**To do:** Transcribe each of the records below exactly, excluding all pictures.

Dataset listings of figures

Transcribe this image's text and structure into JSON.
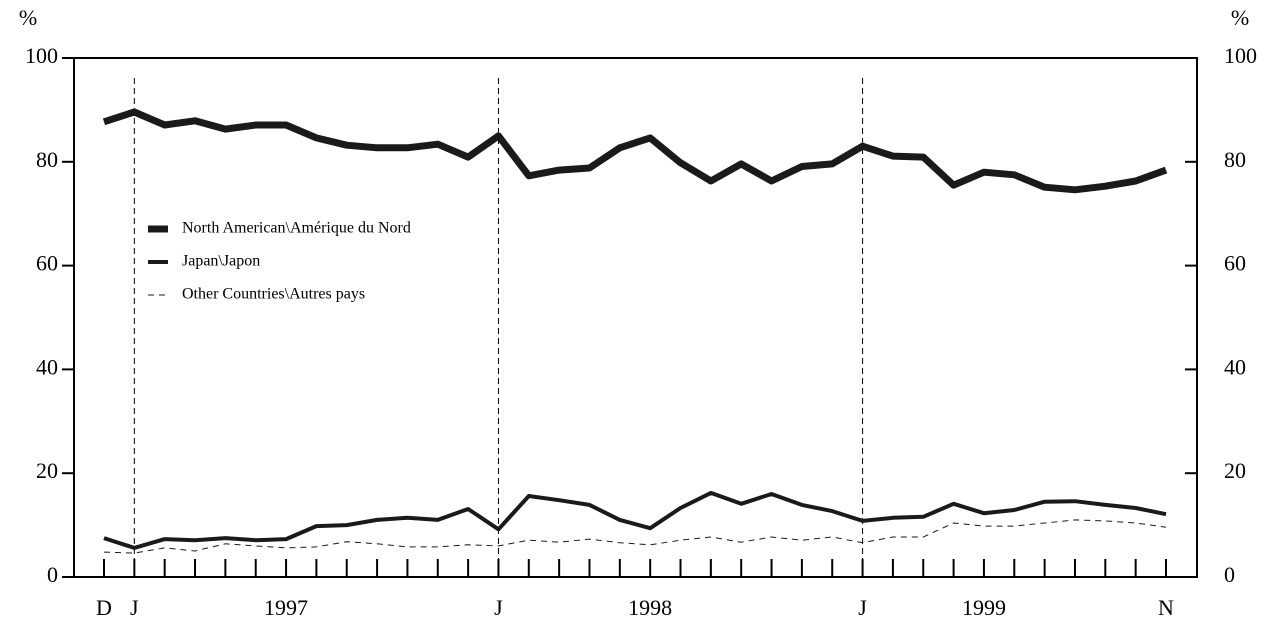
{
  "chart_data": {
    "type": "line",
    "y_label": "%",
    "y2_label": "%",
    "categories": [
      "D",
      "J",
      null,
      null,
      null,
      null,
      "1997",
      null,
      null,
      null,
      null,
      null,
      null,
      "J",
      null,
      null,
      null,
      null,
      "1998",
      null,
      null,
      null,
      null,
      null,
      null,
      "J",
      null,
      null,
      null,
      "1999",
      null,
      null,
      null,
      null,
      null,
      "N"
    ],
    "series": [
      {
        "name": "North American\\Amérique du Nord",
        "color": "#1a1a1a",
        "style": "solid",
        "width": 7,
        "values": [
          87.7,
          89.6,
          87.1,
          87.9,
          86.3,
          87.1,
          87.1,
          84.6,
          83.2,
          82.7,
          82.7,
          83.4,
          80.9,
          85.0,
          77.3,
          78.4,
          78.8,
          82.7,
          84.6,
          79.8,
          76.3,
          79.6,
          76.3,
          79.1,
          79.6,
          83.0,
          81.1,
          80.9,
          75.5,
          78.0,
          77.5,
          75.1,
          74.6,
          75.3,
          76.3,
          78.4
        ]
      },
      {
        "name": "Japan\\Japon",
        "color": "#1a1a1a",
        "style": "solid",
        "width": 4,
        "values": [
          7.5,
          5.6,
          7.3,
          7.1,
          7.5,
          7.1,
          7.3,
          9.8,
          10.0,
          11.0,
          11.4,
          11.0,
          13.1,
          9.2,
          15.6,
          14.8,
          13.9,
          11.0,
          9.4,
          13.3,
          16.2,
          14.1,
          16.0,
          13.9,
          12.7,
          10.8,
          11.4,
          11.6,
          14.1,
          12.3,
          12.9,
          14.5,
          14.6,
          13.9,
          13.3,
          12.1
        ]
      },
      {
        "name": "Other Countries\\Autres pays",
        "color": "#1a1a1a",
        "style": "dashed",
        "width": 1,
        "values": [
          4.8,
          4.6,
          5.6,
          5.0,
          6.4,
          6.0,
          5.6,
          5.8,
          6.8,
          6.4,
          5.8,
          5.8,
          6.2,
          6.0,
          7.1,
          6.7,
          7.3,
          6.6,
          6.2,
          7.1,
          7.7,
          6.7,
          7.7,
          7.1,
          7.7,
          6.6,
          7.7,
          7.7,
          10.4,
          9.8,
          9.8,
          10.4,
          11.0,
          10.8,
          10.4,
          9.6
        ]
      }
    ],
    "ylim": [
      0,
      100
    ],
    "yticks": [
      0,
      20,
      40,
      60,
      80,
      100
    ],
    "y2lim": [
      0,
      100
    ],
    "y2ticks": [
      0,
      20,
      40,
      60,
      80,
      100
    ],
    "legend": "upper left",
    "grid": false
  }
}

**Response for this exercise:**
Transcribe this image's text and structure into JSON.
{
  "chart_data": {
    "type": "line",
    "y_label": "%",
    "y2_label": "%",
    "categories": [
      "D",
      "J",
      null,
      null,
      null,
      null,
      "1997",
      null,
      null,
      null,
      null,
      null,
      null,
      "J",
      null,
      null,
      null,
      null,
      "1998",
      null,
      null,
      null,
      null,
      null,
      null,
      "J",
      null,
      null,
      null,
      "1999",
      null,
      null,
      null,
      null,
      null,
      "N"
    ],
    "series": [
      {
        "name": "North American\\Amérique du Nord",
        "color": "#1a1a1a",
        "style": "solid",
        "width": 7,
        "values": [
          87.7,
          89.6,
          87.1,
          87.9,
          86.3,
          87.1,
          87.1,
          84.6,
          83.2,
          82.7,
          82.7,
          83.4,
          80.9,
          85.0,
          77.3,
          78.4,
          78.8,
          82.7,
          84.6,
          79.8,
          76.3,
          79.6,
          76.3,
          79.1,
          79.6,
          83.0,
          81.1,
          80.9,
          75.5,
          78.0,
          77.5,
          75.1,
          74.6,
          75.3,
          76.3,
          78.4
        ]
      },
      {
        "name": "Japan\\Japon",
        "color": "#1a1a1a",
        "style": "solid",
        "width": 4,
        "values": [
          7.5,
          5.6,
          7.3,
          7.1,
          7.5,
          7.1,
          7.3,
          9.8,
          10.0,
          11.0,
          11.4,
          11.0,
          13.1,
          9.2,
          15.6,
          14.8,
          13.9,
          11.0,
          9.4,
          13.3,
          16.2,
          14.1,
          16.0,
          13.9,
          12.7,
          10.8,
          11.4,
          11.6,
          14.1,
          12.3,
          12.9,
          14.5,
          14.6,
          13.9,
          13.3,
          12.1
        ]
      },
      {
        "name": "Other Countries\\Autres pays",
        "color": "#1a1a1a",
        "style": "dashed",
        "width": 1,
        "values": [
          4.8,
          4.6,
          5.6,
          5.0,
          6.4,
          6.0,
          5.6,
          5.8,
          6.8,
          6.4,
          5.8,
          5.8,
          6.2,
          6.0,
          7.1,
          6.7,
          7.3,
          6.6,
          6.2,
          7.1,
          7.7,
          6.7,
          7.7,
          7.1,
          7.7,
          6.6,
          7.7,
          7.7,
          10.4,
          9.8,
          9.8,
          10.4,
          11.0,
          10.8,
          10.4,
          9.6
        ]
      }
    ],
    "ylim": [
      0,
      100
    ],
    "yticks": [
      0,
      20,
      40,
      60,
      80,
      100
    ],
    "y2lim": [
      0,
      100
    ],
    "y2ticks": [
      0,
      20,
      40,
      60,
      80,
      100
    ],
    "legend": "upper left",
    "grid": false
  }
}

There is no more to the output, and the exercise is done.